▶ What the task asks: Reproduce all lines of the listing below in which the word "اللخمي" occurs.

————————

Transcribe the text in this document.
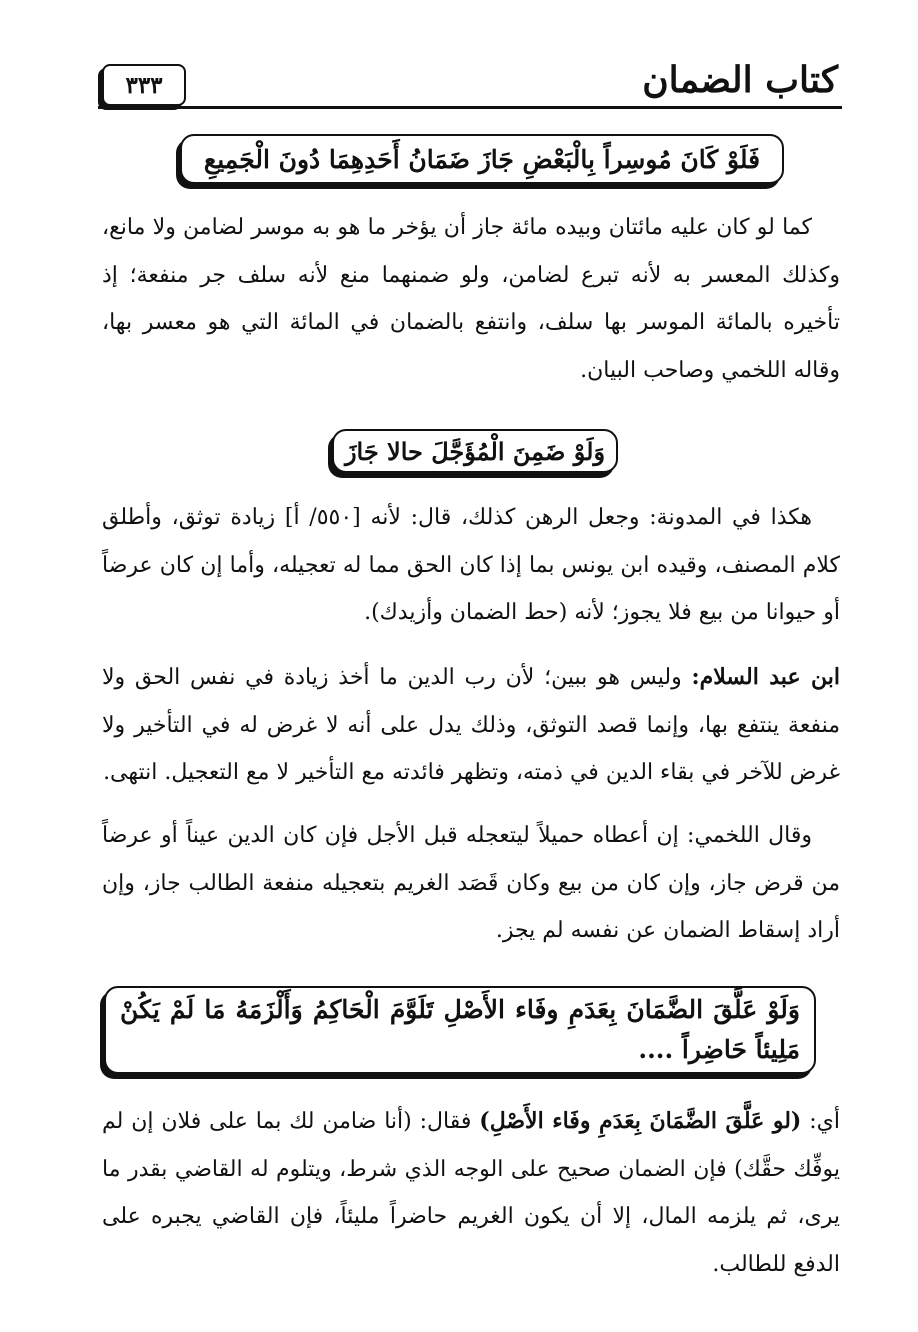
كتاب الضمان
٣٣٣
فَلَوْ كَانَ مُوسِراً بِالْبَعْضِ جَازَ ضَمَانُ أَحَدِهِمَا دُونَ الْجَمِيعِ
كما لو كان عليه مائتان وبيده مائة جاز أن يؤخر ما هو به موسر لضامن ولا مانع، وكذلك المعسر به لأنه تبرع لضامن، ولو ضمنهما منع لأنه سلف جر منفعة؛ إذ تأخيره بالمائة الموسر بها سلف، وانتفع بالضمان في المائة التي هو معسر بها، وقاله اللخمي وصاحب البيان.
وَلَوْ ضَمِنَ الْمُؤَجَّلَ حالا جَازَ
هكذا في المدونة: وجعل الرهن كذلك، قال: لأنه [٥٥٠/ أ] زيادة توثق، وأطلق كلام المصنف، وقيده ابن يونس بما إذا كان الحق مما له تعجيله، وأما إن كان عرضاً أو حيوانا من بيع فلا يجوز؛ لأنه (حط الضمان وأزيدك).
ابن عبد السلام: وليس هو ببين؛ لأن رب الدين ما أخذ زيادة في نفس الحق ولا منفعة ينتفع بها، وإنما قصد التوثق، وذلك يدل على أنه لا غرض له في التأخير ولا غرض للآخر في بقاء الدين في ذمته، وتظهر فائدته مع التأخير لا مع التعجيل. انتهى.
وقال اللخمي: إن أعطاه حميلاً ليتعجله قبل الأجل فإن كان الدين عيناً أو عرضاً من قرض جاز، وإن كان من بيع وكان قَصَد الغريم بتعجيله منفعة الطالب جاز، وإن أراد إسقاط الضمان عن نفسه لم يجز.
وَلَوْ عَلَّقَ الضَّمَانَ بِعَدَمِ وفَاء الأَصْلِ تَلَوَّمَ الْحَاكِمُ وَأَلْزَمَهُ مَا لَمْ يَكُنْ مَلِيئاً حَاضِراً ....
أي: (لو عَلَّقَ الضَّمَانَ بِعَدَمِ وفَاء الأَصْلِ) فقال: (أنا ضامن لك بما على فلان إن لم يوفِّك حقَّك) فإن الضمان صحيح على الوجه الذي شرط، ويتلوم له القاضي بقدر ما يرى، ثم يلزمه المال، إلا أن يكون الغريم حاضراً مليئاً، فإن القاضي يجبره على الدفع للطالب.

————————

▶ Solution to this exercise:
كما لو كان عليه مائتان وبيده مائة جاز أن يؤخر ما هو به موسر لضامن ولا مانع، وكذلك المعسر به لأنه تبرع لضامن، ولو ضمنهما منع لأنه سلف جر منفعة؛ إذ تأخيره بالمائة الموسر بها سلف، وانتفع بالضمان في المائة التي هو معسر بها، وقاله اللخمي وصاحب البيان.
وقال اللخمي: إن أعطاه حميلاً ليتعجله قبل الأجل فإن كان الدين عيناً أو عرضاً من قرض جاز، وإن كان من بيع وكان قَصَد الغريم بتعجيله منفعة الطالب جاز، وإن أراد إسقاط الضمان عن نفسه لم يجز.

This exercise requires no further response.